#### [To do]
Quote all entries in full, exactly.

#### [Available records]
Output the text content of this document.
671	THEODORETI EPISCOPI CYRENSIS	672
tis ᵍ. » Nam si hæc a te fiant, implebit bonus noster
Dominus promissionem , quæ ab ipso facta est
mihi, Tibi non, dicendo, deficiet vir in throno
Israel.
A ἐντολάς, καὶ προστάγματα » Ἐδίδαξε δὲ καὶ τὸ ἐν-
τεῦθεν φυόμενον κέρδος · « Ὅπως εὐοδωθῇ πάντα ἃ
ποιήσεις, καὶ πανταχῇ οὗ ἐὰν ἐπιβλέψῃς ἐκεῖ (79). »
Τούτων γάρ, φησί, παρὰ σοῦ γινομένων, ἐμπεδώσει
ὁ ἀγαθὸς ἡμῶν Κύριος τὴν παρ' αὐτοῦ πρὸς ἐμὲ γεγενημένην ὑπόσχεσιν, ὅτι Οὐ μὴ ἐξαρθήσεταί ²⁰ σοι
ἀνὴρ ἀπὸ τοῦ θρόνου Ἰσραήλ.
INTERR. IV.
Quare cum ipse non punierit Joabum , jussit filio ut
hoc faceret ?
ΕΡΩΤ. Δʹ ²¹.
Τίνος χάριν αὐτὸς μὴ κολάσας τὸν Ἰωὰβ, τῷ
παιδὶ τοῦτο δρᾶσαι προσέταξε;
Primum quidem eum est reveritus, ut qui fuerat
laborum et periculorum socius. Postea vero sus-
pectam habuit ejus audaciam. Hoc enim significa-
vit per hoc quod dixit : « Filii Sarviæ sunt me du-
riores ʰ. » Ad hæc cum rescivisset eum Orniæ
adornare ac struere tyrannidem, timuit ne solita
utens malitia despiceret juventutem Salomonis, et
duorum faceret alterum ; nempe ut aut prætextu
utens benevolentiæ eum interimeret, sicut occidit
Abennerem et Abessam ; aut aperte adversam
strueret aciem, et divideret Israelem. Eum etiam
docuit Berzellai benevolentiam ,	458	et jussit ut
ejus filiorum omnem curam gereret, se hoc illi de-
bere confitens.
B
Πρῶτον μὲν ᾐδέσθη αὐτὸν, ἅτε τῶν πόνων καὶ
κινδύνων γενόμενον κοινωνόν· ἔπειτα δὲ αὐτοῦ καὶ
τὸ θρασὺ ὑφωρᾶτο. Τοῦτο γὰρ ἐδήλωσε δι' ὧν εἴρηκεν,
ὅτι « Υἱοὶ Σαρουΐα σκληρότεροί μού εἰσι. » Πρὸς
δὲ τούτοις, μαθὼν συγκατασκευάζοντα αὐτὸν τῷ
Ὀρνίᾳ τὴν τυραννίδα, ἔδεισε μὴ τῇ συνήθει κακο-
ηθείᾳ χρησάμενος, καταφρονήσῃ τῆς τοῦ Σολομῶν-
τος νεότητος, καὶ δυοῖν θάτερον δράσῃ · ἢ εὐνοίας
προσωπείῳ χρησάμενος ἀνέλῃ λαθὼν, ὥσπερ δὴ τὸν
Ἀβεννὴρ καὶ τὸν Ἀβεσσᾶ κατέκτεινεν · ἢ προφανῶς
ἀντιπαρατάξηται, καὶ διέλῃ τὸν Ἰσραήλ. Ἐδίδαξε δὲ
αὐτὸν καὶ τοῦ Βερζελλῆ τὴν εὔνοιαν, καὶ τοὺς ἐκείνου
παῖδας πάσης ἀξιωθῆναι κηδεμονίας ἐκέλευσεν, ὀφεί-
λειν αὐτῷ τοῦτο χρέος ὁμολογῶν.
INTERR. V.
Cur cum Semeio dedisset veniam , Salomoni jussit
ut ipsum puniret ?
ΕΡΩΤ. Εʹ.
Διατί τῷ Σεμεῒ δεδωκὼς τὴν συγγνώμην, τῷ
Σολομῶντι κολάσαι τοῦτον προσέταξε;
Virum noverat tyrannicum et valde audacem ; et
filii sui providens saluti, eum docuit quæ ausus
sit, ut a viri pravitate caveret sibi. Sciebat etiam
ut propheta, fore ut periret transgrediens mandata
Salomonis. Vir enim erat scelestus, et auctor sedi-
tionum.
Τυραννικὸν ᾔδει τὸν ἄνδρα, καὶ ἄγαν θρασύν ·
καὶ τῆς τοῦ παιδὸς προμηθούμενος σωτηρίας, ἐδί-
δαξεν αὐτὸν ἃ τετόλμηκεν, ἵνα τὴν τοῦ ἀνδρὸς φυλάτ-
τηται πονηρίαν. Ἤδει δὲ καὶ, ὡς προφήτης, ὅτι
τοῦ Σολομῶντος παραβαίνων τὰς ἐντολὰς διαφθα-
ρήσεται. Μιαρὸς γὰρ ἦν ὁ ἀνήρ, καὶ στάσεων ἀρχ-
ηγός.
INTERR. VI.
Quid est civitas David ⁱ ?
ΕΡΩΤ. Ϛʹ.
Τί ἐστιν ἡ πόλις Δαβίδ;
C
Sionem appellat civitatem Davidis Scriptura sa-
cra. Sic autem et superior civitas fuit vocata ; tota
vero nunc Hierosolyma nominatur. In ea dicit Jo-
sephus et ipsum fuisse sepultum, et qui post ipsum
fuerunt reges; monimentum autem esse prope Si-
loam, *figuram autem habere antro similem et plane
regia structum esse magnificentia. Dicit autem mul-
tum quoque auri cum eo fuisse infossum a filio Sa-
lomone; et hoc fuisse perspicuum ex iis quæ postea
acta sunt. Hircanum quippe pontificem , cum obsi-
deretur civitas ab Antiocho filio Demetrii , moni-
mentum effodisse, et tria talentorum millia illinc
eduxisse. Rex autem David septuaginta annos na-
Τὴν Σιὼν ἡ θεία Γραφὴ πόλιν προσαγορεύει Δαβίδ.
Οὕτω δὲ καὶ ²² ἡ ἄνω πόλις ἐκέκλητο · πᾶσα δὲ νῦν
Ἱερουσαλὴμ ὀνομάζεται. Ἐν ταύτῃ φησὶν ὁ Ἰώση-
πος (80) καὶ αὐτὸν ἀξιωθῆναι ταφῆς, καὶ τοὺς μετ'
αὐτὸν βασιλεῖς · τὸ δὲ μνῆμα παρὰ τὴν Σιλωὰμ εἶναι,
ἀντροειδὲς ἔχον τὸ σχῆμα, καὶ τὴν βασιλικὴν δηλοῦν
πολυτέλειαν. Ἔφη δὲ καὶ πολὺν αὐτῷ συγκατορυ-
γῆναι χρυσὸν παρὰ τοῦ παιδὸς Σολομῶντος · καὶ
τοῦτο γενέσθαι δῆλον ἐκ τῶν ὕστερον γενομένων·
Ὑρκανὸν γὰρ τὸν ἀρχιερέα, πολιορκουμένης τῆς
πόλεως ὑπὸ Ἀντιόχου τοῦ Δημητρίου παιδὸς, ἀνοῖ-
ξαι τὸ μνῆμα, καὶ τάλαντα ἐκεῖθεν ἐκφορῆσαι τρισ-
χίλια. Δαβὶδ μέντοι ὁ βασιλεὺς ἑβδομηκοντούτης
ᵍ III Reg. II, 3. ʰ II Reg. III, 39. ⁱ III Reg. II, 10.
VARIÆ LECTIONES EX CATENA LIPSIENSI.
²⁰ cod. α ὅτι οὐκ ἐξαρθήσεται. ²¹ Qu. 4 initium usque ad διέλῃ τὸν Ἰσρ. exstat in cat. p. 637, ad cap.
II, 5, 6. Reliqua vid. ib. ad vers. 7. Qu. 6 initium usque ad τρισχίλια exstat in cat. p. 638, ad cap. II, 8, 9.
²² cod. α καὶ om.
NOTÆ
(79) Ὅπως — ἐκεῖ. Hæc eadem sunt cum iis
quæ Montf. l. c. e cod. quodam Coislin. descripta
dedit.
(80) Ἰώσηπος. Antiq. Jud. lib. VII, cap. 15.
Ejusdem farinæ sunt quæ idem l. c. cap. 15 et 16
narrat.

#### [Exercise response]
Output the text content of this document.
671	THEODORETI EPISCOPI CYRENSIS	672
tis ᵍ. » Nam si hæc a te fiant, implebit bonus noster
Dominus promissionem , quæ ab ipso facta est
mihi, Tibi non, dicendo, deficiet vir in throno
Israel.
A ἐντολάς, καὶ προστάγματα » Ἐδίδαξε δὲ καὶ τὸ ἐν-
τεῦθεν φυόμενον κέρδος · « Ὅπως εὐοδωθῇ πάντα ἃ
ποιήσεις, καὶ πανταχῇ οὗ ἐὰν ἐπιβλέψῃς ἐκεῖ (79). »
Τούτων γάρ, φησί, παρὰ σοῦ γινομένων, ἐμπεδώσει
ὁ ἀγαθὸς ἡμῶν Κύριος τὴν παρ' αὐτοῦ πρὸς ἐμὲ γεγενημένην ὑπόσχεσιν, ὅτι Οὐ μὴ ἐξαρθήσεταί ²⁰ σοι
ἀνὴρ ἀπὸ τοῦ θρόνου Ἰσραήλ.
INTERR. IV.
Quare cum ipse non punierit Joabum , jussit filio ut
hoc faceret ?
ΕΡΩΤ. Δʹ ²¹.
Τίνος χάριν αὐτὸς μὴ κολάσας τὸν Ἰωὰβ, τῷ
παιδὶ τοῦτο δρᾶσαι προσέταξε;
Primum quidem eum est reveritus, ut qui fuerat
laborum et periculorum socius. Postea vero sus-
pectam habuit ejus audaciam. Hoc enim significa-
vit per hoc quod dixit : « Filii Sarviæ sunt me du-
riores ʰ. » Ad hæc cum rescivisset eum Orniæ
adornare ac struere tyrannidem, timuit ne solita
utens malitia despiceret juventutem Salomonis, et
duorum faceret alterum ; nempe ut aut prætextu
utens benevolentiæ eum interimeret, sicut occidit
Abennerem et Abessam ; aut aperte adversam
strueret aciem, et divideret Israelem. Eum etiam
docuit Berzellai benevolentiam ,	458	et jussit ut
ejus filiorum omnem curam gereret, se hoc illi de-
bere confitens.
B
Πρῶτον μὲν ᾐδέσθη αὐτὸν, ἅτε τῶν πόνων καὶ
κινδύνων γενόμενον κοινωνόν· ἔπειτα δὲ αὐτοῦ καὶ
τὸ θρασὺ ὑφωρᾶτο. Τοῦτο γὰρ ἐδήλωσε δι' ὧν εἴρηκεν,
ὅτι « Υἱοὶ Σαρουΐα σκληρότεροί μού εἰσι. » Πρὸς
δὲ τούτοις, μαθὼν συγκατασκευάζοντα αὐτὸν τῷ
Ὀρνίᾳ τὴν τυραννίδα, ἔδεισε μὴ τῇ συνήθει κακο-
ηθείᾳ χρησάμενος, καταφρονήσῃ τῆς τοῦ Σολομῶν-
τος νεότητος, καὶ δυοῖν θάτερον δράσῃ · ἢ εὐνοίας
προσωπείῳ χρησάμενος ἀνέλῃ λαθὼν, ὥσπερ δὴ τὸν
Ἀβεννὴρ καὶ τὸν Ἀβεσσᾶ κατέκτεινεν · ἢ προφανῶς
ἀντιπαρατάξηται, καὶ διέλῃ τὸν Ἰσραήλ. Ἐδίδαξε δὲ
αὐτὸν καὶ τοῦ Βερζελλῆ τὴν εὔνοιαν, καὶ τοὺς ἐκείνου
παῖδας πάσης ἀξιωθῆναι κηδεμονίας ἐκέλευσεν, ὀφεί-
λειν αὐτῷ τοῦτο χρέος ὁμολογῶν.
INTERR. V.
Cur cum Semeio dedisset veniam , Salomoni jussit
ut ipsum puniret ?
ΕΡΩΤ. Εʹ.
Διατί τῷ Σεμεῒ δεδωκὼς τὴν συγγνώμην, τῷ
Σολομῶντι κολάσαι τοῦτον προσέταξε;
Virum noverat tyrannicum et valde audacem ; et
filii sui providens saluti, eum docuit quæ ausus
sit, ut a viri pravitate caveret sibi. Sciebat etiam
ut propheta, fore ut periret transgrediens mandata
Salomonis. Vir enim erat scelestus, et auctor sedi-
tionum.
Τυραννικὸν ᾔδει τὸν ἄνδρα, καὶ ἄγαν θρασύν ·
καὶ τῆς τοῦ παιδὸς προμηθούμενος σωτηρίας, ἐδί-
δαξεν αὐτὸν ἃ τετόλμηκεν, ἵνα τὴν τοῦ ἀνδρὸς φυλάτ-
τηται πονηρίαν. Ἤδει δὲ καὶ, ὡς προφήτης, ὅτι
τοῦ Σολομῶντος παραβαίνων τὰς ἐντολὰς διαφθα-
ρήσεται. Μιαρὸς γὰρ ἦν ὁ ἀνήρ, καὶ στάσεων ἀρχ-
ηγός.
INTERR. VI.
Quid est civitas David ⁱ ?
ΕΡΩΤ. Ϛʹ.
Τί ἐστιν ἡ πόλις Δαβίδ;
C
Sionem appellat civitatem Davidis Scriptura sa-
cra. Sic autem et superior civitas fuit vocata ; tota
vero nunc Hierosolyma nominatur. In ea dicit Jo-
sephus et ipsum fuisse sepultum, et qui post ipsum
fuerunt reges; monimentum autem esse prope Si-
loam, *figuram autem habere antro similem et plane
regia structum esse magnificentia. Dicit autem mul-
tum quoque auri cum eo fuisse infossum a filio Sa-
lomone; et hoc fuisse perspicuum ex iis quæ postea
acta sunt. Hircanum quippe pontificem , cum obsi-
deretur civitas ab Antiocho filio Demetrii , moni-
mentum effodisse, et tria talentorum millia illinc
eduxisse. Rex autem David septuaginta annos na-
Τὴν Σιὼν ἡ θεία Γραφὴ πόλιν προσαγορεύει Δαβίδ.
Οὕτω δὲ καὶ ²² ἡ ἄνω πόλις ἐκέκλητο · πᾶσα δὲ νῦν
Ἱερουσαλὴμ ὀνομάζεται. Ἐν ταύτῃ φησὶν ὁ Ἰώση-
πος (80) καὶ αὐτὸν ἀξιωθῆναι ταφῆς, καὶ τοὺς μετ'
αὐτὸν βασιλεῖς · τὸ δὲ μνῆμα παρὰ τὴν Σιλωὰμ εἶναι,
ἀντροειδὲς ἔχον τὸ σχῆμα, καὶ τὴν βασιλικὴν δηλοῦν
πολυτέλειαν. Ἔφη δὲ καὶ πολὺν αὐτῷ συγκατορυ-
γῆναι χρυσὸν παρὰ τοῦ παιδὸς Σολομῶντος · καὶ
τοῦτο γενέσθαι δῆλον ἐκ τῶν ὕστερον γενομένων·
Ὑρκανὸν γὰρ τὸν ἀρχιερέα, πολιορκουμένης τῆς
πόλεως ὑπὸ Ἀντιόχου τοῦ Δημητρίου παιδὸς, ἀνοῖ-
ξαι τὸ μνῆμα, καὶ τάλαντα ἐκεῖθεν ἐκφορῆσαι τρισ-
χίλια. Δαβὶδ μέντοι ὁ βασιλεὺς ἑβδομηκοντούτης
ᵍ III Reg. II, 3. ʰ II Reg. III, 39. ⁱ III Reg. II, 10.
VARIÆ LECTIONES EX CATENA LIPSIENSI.
²⁰ cod. α ὅτι οὐκ ἐξαρθήσεται. ²¹ Qu. 4 initium usque ad διέλῃ τὸν Ἰσρ. exstat in cat. p. 637, ad cap.
II, 5, 6. Reliqua vid. ib. ad vers. 7. Qu. 6 initium usque ad τρισχίλια exstat in cat. p. 638, ad cap. II, 8, 9.
²² cod. α καὶ om.
NOTÆ
(79) Ὅπως — ἐκεῖ. Hæc eadem sunt cum iis
quæ Montf. l. c. e cod. quodam Coislin. descripta
dedit.
(80) Ἰώσηπος. Antiq. Jud. lib. VII, cap. 15.
Ejusdem farinæ sunt quæ idem l. c. cap. 15 et 16
narrat.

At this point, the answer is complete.